Figure data in JSON:

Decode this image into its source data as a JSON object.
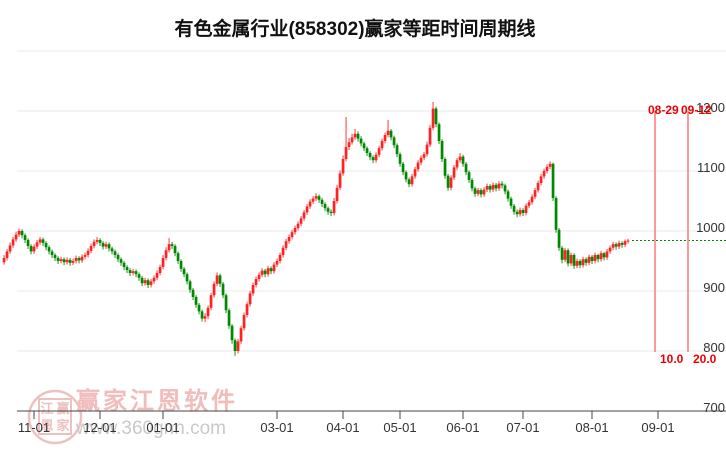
{
  "title": "有色金属行业(858302)赢家等距时间周期线",
  "watermark": {
    "seal_chars": [
      "江",
      "赢",
      "恩",
      "家"
    ],
    "brand": "赢家江恩软件",
    "url": "www.360gnn.com",
    "seal_color": "#eec1c1",
    "brand_color": "#f0bcbc",
    "url_color": "#c9c9c9"
  },
  "chart_data": {
    "type": "candlestick",
    "title": "有色金属行业(858302)赢家等距时间周期线",
    "xlabel": "",
    "ylabel": "",
    "ylim": [
      700,
      1300
    ],
    "grid_values": [
      1300,
      1200,
      1100,
      1000,
      900,
      800,
      700
    ],
    "y_ticks": [
      1200,
      1100,
      1000,
      900,
      800,
      700
    ],
    "x_ticks": [
      {
        "label": "11-01",
        "index": 10
      },
      {
        "label": "12-01",
        "index": 32
      },
      {
        "label": "01-01",
        "index": 53
      },
      {
        "label": "03-01",
        "index": 91
      },
      {
        "label": "04-01",
        "index": 113
      },
      {
        "label": "05-01",
        "index": 132
      },
      {
        "label": "06-01",
        "index": 153
      },
      {
        "label": "07-01",
        "index": 173
      },
      {
        "label": "08-01",
        "index": 196
      },
      {
        "label": "09-01",
        "index": 218
      }
    ],
    "up_color": "#fe2222",
    "down_color": "#008800",
    "grid_color": "#e9e9e9",
    "axis_color": "#444444",
    "label_color": "#333333",
    "cycle_lines": {
      "color": "#ff8d8d",
      "label_color": "#ee0000",
      "value_top": 1200,
      "value_bottom": 800,
      "lines": [
        {
          "top_label": "08-29",
          "bottom_label": "10.0",
          "index": 217
        },
        {
          "top_label": "09-12",
          "bottom_label": "20.0",
          "index": 228
        }
      ]
    },
    "last_price_line": {
      "value": 984,
      "color": "#008800"
    },
    "candles": [
      [
        948,
        960,
        944,
        955
      ],
      [
        955,
        970,
        951,
        966
      ],
      [
        966,
        981,
        962,
        976
      ],
      [
        976,
        990,
        972,
        986
      ],
      [
        986,
        999,
        982,
        994
      ],
      [
        994,
        1004,
        990,
        1000
      ],
      [
        1000,
        1003,
        988,
        993
      ],
      [
        993,
        996,
        980,
        985
      ],
      [
        985,
        988,
        970,
        975
      ],
      [
        975,
        978,
        961,
        966
      ],
      [
        966,
        978,
        962,
        974
      ],
      [
        974,
        985,
        970,
        981
      ],
      [
        981,
        990,
        977,
        986
      ],
      [
        986,
        989,
        975,
        980
      ],
      [
        980,
        983,
        968,
        973
      ],
      [
        973,
        976,
        961,
        966
      ],
      [
        966,
        969,
        955,
        960
      ],
      [
        960,
        963,
        950,
        955
      ],
      [
        955,
        958,
        945,
        950
      ],
      [
        950,
        957,
        946,
        953
      ],
      [
        953,
        956,
        943,
        948
      ],
      [
        948,
        956,
        944,
        952
      ],
      [
        952,
        955,
        942,
        947
      ],
      [
        947,
        954,
        943,
        950
      ],
      [
        950,
        959,
        946,
        955
      ],
      [
        955,
        958,
        946,
        951
      ],
      [
        951,
        961,
        947,
        957
      ],
      [
        957,
        964,
        953,
        960
      ],
      [
        960,
        971,
        956,
        967
      ],
      [
        967,
        979,
        963,
        975
      ],
      [
        975,
        986,
        971,
        982
      ],
      [
        982,
        990,
        978,
        985
      ],
      [
        985,
        988,
        975,
        980
      ],
      [
        980,
        983,
        969,
        974
      ],
      [
        974,
        982,
        970,
        978
      ],
      [
        978,
        981,
        966,
        971
      ],
      [
        971,
        974,
        961,
        966
      ],
      [
        966,
        969,
        955,
        960
      ],
      [
        960,
        963,
        948,
        953
      ],
      [
        953,
        956,
        942,
        947
      ],
      [
        947,
        950,
        935,
        940
      ],
      [
        940,
        943,
        930,
        935
      ],
      [
        935,
        938,
        925,
        930
      ],
      [
        930,
        937,
        926,
        933
      ],
      [
        933,
        936,
        923,
        928
      ],
      [
        928,
        931,
        917,
        922
      ],
      [
        922,
        925,
        908,
        913
      ],
      [
        913,
        922,
        909,
        918
      ],
      [
        918,
        921,
        905,
        910
      ],
      [
        910,
        920,
        906,
        916
      ],
      [
        916,
        926,
        912,
        922
      ],
      [
        922,
        934,
        918,
        930
      ],
      [
        930,
        944,
        926,
        940
      ],
      [
        940,
        960,
        936,
        955
      ],
      [
        955,
        973,
        951,
        968
      ],
      [
        968,
        988,
        964,
        978
      ],
      [
        978,
        982,
        970,
        975
      ],
      [
        975,
        978,
        958,
        963
      ],
      [
        963,
        966,
        945,
        950
      ],
      [
        950,
        953,
        932,
        937
      ],
      [
        937,
        940,
        923,
        928
      ],
      [
        928,
        931,
        911,
        916
      ],
      [
        916,
        919,
        897,
        902
      ],
      [
        902,
        905,
        885,
        890
      ],
      [
        890,
        893,
        872,
        877
      ],
      [
        877,
        880,
        861,
        866
      ],
      [
        866,
        869,
        849,
        854
      ],
      [
        854,
        863,
        848,
        858
      ],
      [
        858,
        876,
        853,
        872
      ],
      [
        872,
        897,
        868,
        893
      ],
      [
        893,
        916,
        889,
        912
      ],
      [
        912,
        931,
        908,
        926
      ],
      [
        926,
        929,
        907,
        912
      ],
      [
        912,
        915,
        888,
        893
      ],
      [
        893,
        896,
        863,
        868
      ],
      [
        868,
        871,
        837,
        842
      ],
      [
        842,
        845,
        812,
        818
      ],
      [
        818,
        821,
        792,
        800
      ],
      [
        800,
        820,
        796,
        816
      ],
      [
        816,
        842,
        812,
        838
      ],
      [
        838,
        864,
        834,
        860
      ],
      [
        860,
        882,
        856,
        878
      ],
      [
        878,
        900,
        874,
        896
      ],
      [
        896,
        914,
        892,
        910
      ],
      [
        910,
        924,
        906,
        920
      ],
      [
        920,
        931,
        916,
        927
      ],
      [
        927,
        938,
        923,
        934
      ],
      [
        934,
        937,
        923,
        928
      ],
      [
        928,
        942,
        924,
        938
      ],
      [
        938,
        941,
        928,
        933
      ],
      [
        933,
        948,
        929,
        944
      ],
      [
        944,
        954,
        940,
        950
      ],
      [
        950,
        964,
        946,
        960
      ],
      [
        960,
        976,
        956,
        972
      ],
      [
        972,
        987,
        968,
        983
      ],
      [
        983,
        994,
        979,
        990
      ],
      [
        990,
        1002,
        986,
        998
      ],
      [
        998,
        1009,
        994,
        1005
      ],
      [
        1005,
        1016,
        1001,
        1012
      ],
      [
        1012,
        1025,
        1008,
        1021
      ],
      [
        1021,
        1035,
        1017,
        1031
      ],
      [
        1031,
        1045,
        1027,
        1041
      ],
      [
        1041,
        1053,
        1037,
        1049
      ],
      [
        1049,
        1058,
        1045,
        1054
      ],
      [
        1054,
        1063,
        1050,
        1058
      ],
      [
        1058,
        1061,
        1047,
        1052
      ],
      [
        1052,
        1055,
        1040,
        1045
      ],
      [
        1045,
        1048,
        1033,
        1038
      ],
      [
        1038,
        1041,
        1027,
        1032
      ],
      [
        1032,
        1036,
        1025,
        1030
      ],
      [
        1030,
        1055,
        1026,
        1050
      ],
      [
        1050,
        1077,
        1046,
        1072
      ],
      [
        1072,
        1101,
        1068,
        1096
      ],
      [
        1096,
        1126,
        1092,
        1120
      ],
      [
        1120,
        1190,
        1116,
        1140
      ],
      [
        1140,
        1155,
        1135,
        1148
      ],
      [
        1148,
        1162,
        1144,
        1156
      ],
      [
        1156,
        1170,
        1152,
        1162
      ],
      [
        1162,
        1166,
        1149,
        1154
      ],
      [
        1154,
        1158,
        1141,
        1146
      ],
      [
        1146,
        1149,
        1133,
        1138
      ],
      [
        1138,
        1141,
        1125,
        1130
      ],
      [
        1130,
        1133,
        1118,
        1123
      ],
      [
        1123,
        1126,
        1113,
        1118
      ],
      [
        1118,
        1131,
        1114,
        1127
      ],
      [
        1127,
        1142,
        1123,
        1138
      ],
      [
        1138,
        1154,
        1134,
        1150
      ],
      [
        1150,
        1164,
        1146,
        1160
      ],
      [
        1160,
        1185,
        1156,
        1167
      ],
      [
        1167,
        1170,
        1151,
        1156
      ],
      [
        1156,
        1159,
        1138,
        1143
      ],
      [
        1143,
        1146,
        1123,
        1128
      ],
      [
        1128,
        1131,
        1107,
        1112
      ],
      [
        1112,
        1115,
        1093,
        1098
      ],
      [
        1098,
        1101,
        1081,
        1086
      ],
      [
        1086,
        1089,
        1073,
        1078
      ],
      [
        1078,
        1095,
        1074,
        1091
      ],
      [
        1091,
        1107,
        1087,
        1103
      ],
      [
        1103,
        1118,
        1099,
        1114
      ],
      [
        1114,
        1126,
        1110,
        1122
      ],
      [
        1122,
        1132,
        1118,
        1128
      ],
      [
        1128,
        1149,
        1124,
        1144
      ],
      [
        1144,
        1177,
        1140,
        1172
      ],
      [
        1172,
        1215,
        1168,
        1204
      ],
      [
        1204,
        1207,
        1173,
        1178
      ],
      [
        1178,
        1181,
        1145,
        1150
      ],
      [
        1150,
        1153,
        1115,
        1120
      ],
      [
        1120,
        1123,
        1087,
        1092
      ],
      [
        1092,
        1095,
        1067,
        1072
      ],
      [
        1072,
        1093,
        1068,
        1089
      ],
      [
        1089,
        1110,
        1085,
        1106
      ],
      [
        1106,
        1122,
        1102,
        1118
      ],
      [
        1118,
        1130,
        1114,
        1124
      ],
      [
        1124,
        1127,
        1107,
        1112
      ],
      [
        1112,
        1115,
        1093,
        1098
      ],
      [
        1098,
        1101,
        1080,
        1085
      ],
      [
        1085,
        1088,
        1066,
        1071
      ],
      [
        1071,
        1074,
        1057,
        1062
      ],
      [
        1062,
        1072,
        1058,
        1068
      ],
      [
        1068,
        1071,
        1056,
        1061
      ],
      [
        1061,
        1073,
        1057,
        1069
      ],
      [
        1069,
        1079,
        1065,
        1075
      ],
      [
        1075,
        1078,
        1064,
        1069
      ],
      [
        1069,
        1081,
        1065,
        1077
      ],
      [
        1077,
        1080,
        1066,
        1071
      ],
      [
        1071,
        1083,
        1067,
        1079
      ],
      [
        1079,
        1083,
        1071,
        1076
      ],
      [
        1076,
        1079,
        1061,
        1066
      ],
      [
        1066,
        1069,
        1049,
        1054
      ],
      [
        1054,
        1057,
        1037,
        1042
      ],
      [
        1042,
        1045,
        1027,
        1032
      ],
      [
        1032,
        1036,
        1023,
        1028
      ],
      [
        1028,
        1039,
        1024,
        1035
      ],
      [
        1035,
        1038,
        1025,
        1030
      ],
      [
        1030,
        1046,
        1026,
        1042
      ],
      [
        1042,
        1052,
        1038,
        1048
      ],
      [
        1048,
        1061,
        1044,
        1057
      ],
      [
        1057,
        1072,
        1053,
        1068
      ],
      [
        1068,
        1084,
        1064,
        1080
      ],
      [
        1080,
        1095,
        1076,
        1091
      ],
      [
        1091,
        1104,
        1087,
        1100
      ],
      [
        1100,
        1111,
        1096,
        1107
      ],
      [
        1107,
        1116,
        1103,
        1112
      ],
      [
        1112,
        1114,
        1050,
        1055
      ],
      [
        1055,
        1058,
        997,
        1002
      ],
      [
        1002,
        1005,
        967,
        972
      ],
      [
        972,
        975,
        946,
        952
      ],
      [
        952,
        972,
        948,
        968
      ],
      [
        968,
        971,
        941,
        946
      ],
      [
        946,
        964,
        942,
        960
      ],
      [
        960,
        963,
        937,
        942
      ],
      [
        942,
        954,
        938,
        950
      ],
      [
        950,
        953,
        938,
        943
      ],
      [
        943,
        957,
        939,
        953
      ],
      [
        953,
        956,
        942,
        947
      ],
      [
        947,
        961,
        943,
        957
      ],
      [
        957,
        960,
        945,
        950
      ],
      [
        950,
        964,
        946,
        960
      ],
      [
        960,
        962,
        948,
        953
      ],
      [
        953,
        967,
        949,
        963
      ],
      [
        963,
        965,
        951,
        956
      ],
      [
        956,
        970,
        952,
        966
      ],
      [
        966,
        976,
        962,
        972
      ],
      [
        972,
        982,
        968,
        978
      ],
      [
        978,
        981,
        969,
        974
      ],
      [
        974,
        984,
        970,
        980
      ],
      [
        980,
        983,
        972,
        977
      ],
      [
        977,
        986,
        973,
        983
      ],
      [
        983,
        987,
        979,
        984
      ]
    ]
  }
}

Your objective: Keep only those lines of the records that hold "index", and return them.

Full answer:
        "index": 10
        "index": 32
        "index": 53
        "index": 91
        "index": 113
        "index": 132
        "index": 153
        "index": 173
        "index": 196
        "index": 218
          "index": 217
          "index": 228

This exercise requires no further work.